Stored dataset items
====

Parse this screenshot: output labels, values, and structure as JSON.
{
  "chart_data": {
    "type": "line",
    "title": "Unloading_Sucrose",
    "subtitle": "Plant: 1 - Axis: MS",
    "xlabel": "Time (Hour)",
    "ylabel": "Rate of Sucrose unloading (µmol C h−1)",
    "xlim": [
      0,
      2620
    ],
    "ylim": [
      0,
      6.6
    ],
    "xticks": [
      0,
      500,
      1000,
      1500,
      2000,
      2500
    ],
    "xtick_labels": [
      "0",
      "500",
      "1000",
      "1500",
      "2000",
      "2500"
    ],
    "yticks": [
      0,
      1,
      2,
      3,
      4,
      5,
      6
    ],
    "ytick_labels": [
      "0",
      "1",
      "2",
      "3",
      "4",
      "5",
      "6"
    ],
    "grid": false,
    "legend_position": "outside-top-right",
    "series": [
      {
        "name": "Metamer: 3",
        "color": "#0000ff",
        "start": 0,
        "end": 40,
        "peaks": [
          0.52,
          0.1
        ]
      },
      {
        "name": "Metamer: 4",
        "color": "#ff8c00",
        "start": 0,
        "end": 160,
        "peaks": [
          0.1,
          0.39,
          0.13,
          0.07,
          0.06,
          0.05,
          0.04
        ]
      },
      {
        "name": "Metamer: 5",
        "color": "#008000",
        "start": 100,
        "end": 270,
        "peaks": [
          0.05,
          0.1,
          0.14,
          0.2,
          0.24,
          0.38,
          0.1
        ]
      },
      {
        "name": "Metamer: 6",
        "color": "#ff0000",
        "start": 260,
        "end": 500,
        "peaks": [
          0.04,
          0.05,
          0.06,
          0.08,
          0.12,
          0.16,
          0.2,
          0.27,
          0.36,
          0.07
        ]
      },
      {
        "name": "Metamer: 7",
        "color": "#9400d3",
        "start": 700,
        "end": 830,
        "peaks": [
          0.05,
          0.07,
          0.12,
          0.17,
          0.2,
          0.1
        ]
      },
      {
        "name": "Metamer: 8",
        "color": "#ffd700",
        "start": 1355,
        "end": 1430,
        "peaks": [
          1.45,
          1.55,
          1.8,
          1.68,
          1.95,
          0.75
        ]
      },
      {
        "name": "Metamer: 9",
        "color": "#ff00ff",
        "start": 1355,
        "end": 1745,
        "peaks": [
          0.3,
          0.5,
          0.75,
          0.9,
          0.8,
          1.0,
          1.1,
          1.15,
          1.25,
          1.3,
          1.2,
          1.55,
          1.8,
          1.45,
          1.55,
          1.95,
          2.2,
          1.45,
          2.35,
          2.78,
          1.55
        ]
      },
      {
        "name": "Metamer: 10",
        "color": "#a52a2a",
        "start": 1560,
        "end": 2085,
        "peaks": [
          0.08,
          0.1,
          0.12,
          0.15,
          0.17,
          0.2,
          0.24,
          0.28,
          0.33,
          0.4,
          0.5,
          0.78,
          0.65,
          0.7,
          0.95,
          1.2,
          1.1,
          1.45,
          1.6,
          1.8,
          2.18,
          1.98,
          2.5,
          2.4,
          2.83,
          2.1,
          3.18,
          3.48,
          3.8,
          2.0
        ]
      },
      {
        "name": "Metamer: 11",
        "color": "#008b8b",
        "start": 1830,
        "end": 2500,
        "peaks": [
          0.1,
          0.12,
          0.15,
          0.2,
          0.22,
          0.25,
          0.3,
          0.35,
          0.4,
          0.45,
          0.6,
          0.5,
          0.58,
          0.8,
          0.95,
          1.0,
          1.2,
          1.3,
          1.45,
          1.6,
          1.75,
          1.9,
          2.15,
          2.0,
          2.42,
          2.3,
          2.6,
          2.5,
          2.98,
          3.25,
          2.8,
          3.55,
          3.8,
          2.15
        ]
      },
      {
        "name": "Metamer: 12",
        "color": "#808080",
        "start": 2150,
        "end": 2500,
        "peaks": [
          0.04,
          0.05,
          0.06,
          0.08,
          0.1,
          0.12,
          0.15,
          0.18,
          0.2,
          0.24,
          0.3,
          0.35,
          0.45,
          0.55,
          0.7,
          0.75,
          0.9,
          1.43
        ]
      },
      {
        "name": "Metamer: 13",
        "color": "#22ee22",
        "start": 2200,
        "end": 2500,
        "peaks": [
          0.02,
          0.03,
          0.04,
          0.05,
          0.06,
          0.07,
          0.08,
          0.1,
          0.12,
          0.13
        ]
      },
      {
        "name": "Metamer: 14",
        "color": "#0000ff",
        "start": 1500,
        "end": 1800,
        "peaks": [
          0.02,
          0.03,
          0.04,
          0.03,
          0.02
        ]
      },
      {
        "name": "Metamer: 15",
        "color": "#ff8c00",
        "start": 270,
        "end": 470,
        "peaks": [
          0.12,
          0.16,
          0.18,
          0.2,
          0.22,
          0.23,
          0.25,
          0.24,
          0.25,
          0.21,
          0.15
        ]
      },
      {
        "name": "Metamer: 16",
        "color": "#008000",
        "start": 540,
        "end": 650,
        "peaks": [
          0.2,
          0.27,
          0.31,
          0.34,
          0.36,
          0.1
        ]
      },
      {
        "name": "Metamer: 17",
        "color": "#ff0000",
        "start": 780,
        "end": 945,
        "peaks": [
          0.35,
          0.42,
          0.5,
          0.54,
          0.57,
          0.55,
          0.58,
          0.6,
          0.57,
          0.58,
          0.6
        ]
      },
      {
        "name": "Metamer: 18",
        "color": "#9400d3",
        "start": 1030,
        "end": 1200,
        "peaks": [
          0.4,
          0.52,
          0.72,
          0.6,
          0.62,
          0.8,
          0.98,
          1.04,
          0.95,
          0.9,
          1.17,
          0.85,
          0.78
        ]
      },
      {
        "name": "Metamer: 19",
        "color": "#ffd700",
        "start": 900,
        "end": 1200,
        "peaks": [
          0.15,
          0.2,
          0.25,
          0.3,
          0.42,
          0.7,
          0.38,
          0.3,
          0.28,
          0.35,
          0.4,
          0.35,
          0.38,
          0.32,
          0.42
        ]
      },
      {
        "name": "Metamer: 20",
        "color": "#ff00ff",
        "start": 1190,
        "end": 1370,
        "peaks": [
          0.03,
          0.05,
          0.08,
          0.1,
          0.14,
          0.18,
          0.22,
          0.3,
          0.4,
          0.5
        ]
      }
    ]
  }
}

====

▶ _TASK OBJECTIVE_
Output every line above without altering anything.

▶ _THE SOLUTION_
Parse this screenshot: output labels, values, and structure as JSON.
{
  "chart_data": {
    "type": "line",
    "title": "Unloading_Sucrose",
    "subtitle": "Plant: 1 - Axis: MS",
    "xlabel": "Time (Hour)",
    "ylabel": "Rate of Sucrose unloading (µmol C h−1)",
    "xlim": [
      0,
      2620
    ],
    "ylim": [
      0,
      6.6
    ],
    "xticks": [
      0,
      500,
      1000,
      1500,
      2000,
      2500
    ],
    "xtick_labels": [
      "0",
      "500",
      "1000",
      "1500",
      "2000",
      "2500"
    ],
    "yticks": [
      0,
      1,
      2,
      3,
      4,
      5,
      6
    ],
    "ytick_labels": [
      "0",
      "1",
      "2",
      "3",
      "4",
      "5",
      "6"
    ],
    "grid": false,
    "legend_position": "outside-top-right",
    "series": [
      {
        "name": "Metamer: 3",
        "color": "#0000ff",
        "start": 0,
        "end": 40,
        "peaks": [
          0.52,
          0.1
        ]
      },
      {
        "name": "Metamer: 4",
        "color": "#ff8c00",
        "start": 0,
        "end": 160,
        "peaks": [
          0.1,
          0.39,
          0.13,
          0.07,
          0.06,
          0.05,
          0.04
        ]
      },
      {
        "name": "Metamer: 5",
        "color": "#008000",
        "start": 100,
        "end": 270,
        "peaks": [
          0.05,
          0.1,
          0.14,
          0.2,
          0.24,
          0.38,
          0.1
        ]
      },
      {
        "name": "Metamer: 6",
        "color": "#ff0000",
        "start": 260,
        "end": 500,
        "peaks": [
          0.04,
          0.05,
          0.06,
          0.08,
          0.12,
          0.16,
          0.2,
          0.27,
          0.36,
          0.07
        ]
      },
      {
        "name": "Metamer: 7",
        "color": "#9400d3",
        "start": 700,
        "end": 830,
        "peaks": [
          0.05,
          0.07,
          0.12,
          0.17,
          0.2,
          0.1
        ]
      },
      {
        "name": "Metamer: 8",
        "color": "#ffd700",
        "start": 1355,
        "end": 1430,
        "peaks": [
          1.45,
          1.55,
          1.8,
          1.68,
          1.95,
          0.75
        ]
      },
      {
        "name": "Metamer: 9",
        "color": "#ff00ff",
        "start": 1355,
        "end": 1745,
        "peaks": [
          0.3,
          0.5,
          0.75,
          0.9,
          0.8,
          1.0,
          1.1,
          1.15,
          1.25,
          1.3,
          1.2,
          1.55,
          1.8,
          1.45,
          1.55,
          1.95,
          2.2,
          1.45,
          2.35,
          2.78,
          1.55
        ]
      },
      {
        "name": "Metamer: 10",
        "color": "#a52a2a",
        "start": 1560,
        "end": 2085,
        "peaks": [
          0.08,
          0.1,
          0.12,
          0.15,
          0.17,
          0.2,
          0.24,
          0.28,
          0.33,
          0.4,
          0.5,
          0.78,
          0.65,
          0.7,
          0.95,
          1.2,
          1.1,
          1.45,
          1.6,
          1.8,
          2.18,
          1.98,
          2.5,
          2.4,
          2.83,
          2.1,
          3.18,
          3.48,
          3.8,
          2.0
        ]
      },
      {
        "name": "Metamer: 11",
        "color": "#008b8b",
        "start": 1830,
        "end": 2500,
        "peaks": [
          0.1,
          0.12,
          0.15,
          0.2,
          0.22,
          0.25,
          0.3,
          0.35,
          0.4,
          0.45,
          0.6,
          0.5,
          0.58,
          0.8,
          0.95,
          1.0,
          1.2,
          1.3,
          1.45,
          1.6,
          1.75,
          1.9,
          2.15,
          2.0,
          2.42,
          2.3,
          2.6,
          2.5,
          2.98,
          3.25,
          2.8,
          3.55,
          3.8,
          2.15
        ]
      },
      {
        "name": "Metamer: 12",
        "color": "#808080",
        "start": 2150,
        "end": 2500,
        "peaks": [
          0.04,
          0.05,
          0.06,
          0.08,
          0.1,
          0.12,
          0.15,
          0.18,
          0.2,
          0.24,
          0.3,
          0.35,
          0.45,
          0.55,
          0.7,
          0.75,
          0.9,
          1.43
        ]
      },
      {
        "name": "Metamer: 13",
        "color": "#22ee22",
        "start": 2200,
        "end": 2500,
        "peaks": [
          0.02,
          0.03,
          0.04,
          0.05,
          0.06,
          0.07,
          0.08,
          0.1,
          0.12,
          0.13
        ]
      },
      {
        "name": "Metamer: 14",
        "color": "#0000ff",
        "start": 1500,
        "end": 1800,
        "peaks": [
          0.02,
          0.03,
          0.04,
          0.03,
          0.02
        ]
      },
      {
        "name": "Metamer: 15",
        "color": "#ff8c00",
        "start": 270,
        "end": 470,
        "peaks": [
          0.12,
          0.16,
          0.18,
          0.2,
          0.22,
          0.23,
          0.25,
          0.24,
          0.25,
          0.21,
          0.15
        ]
      },
      {
        "name": "Metamer: 16",
        "color": "#008000",
        "start": 540,
        "end": 650,
        "peaks": [
          0.2,
          0.27,
          0.31,
          0.34,
          0.36,
          0.1
        ]
      },
      {
        "name": "Metamer: 17",
        "color": "#ff0000",
        "start": 780,
        "end": 945,
        "peaks": [
          0.35,
          0.42,
          0.5,
          0.54,
          0.57,
          0.55,
          0.58,
          0.6,
          0.57,
          0.58,
          0.6
        ]
      },
      {
        "name": "Metamer: 18",
        "color": "#9400d3",
        "start": 1030,
        "end": 1200,
        "peaks": [
          0.4,
          0.52,
          0.72,
          0.6,
          0.62,
          0.8,
          0.98,
          1.04,
          0.95,
          0.9,
          1.17,
          0.85,
          0.78
        ]
      },
      {
        "name": "Metamer: 19",
        "color": "#ffd700",
        "start": 900,
        "end": 1200,
        "peaks": [
          0.15,
          0.2,
          0.25,
          0.3,
          0.42,
          0.7,
          0.38,
          0.3,
          0.28,
          0.35,
          0.4,
          0.35,
          0.38,
          0.32,
          0.42
        ]
      },
      {
        "name": "Metamer: 20",
        "color": "#ff00ff",
        "start": 1190,
        "end": 1370,
        "peaks": [
          0.03,
          0.05,
          0.08,
          0.1,
          0.14,
          0.18,
          0.22,
          0.3,
          0.4,
          0.5
        ]
      }
    ]
  }
}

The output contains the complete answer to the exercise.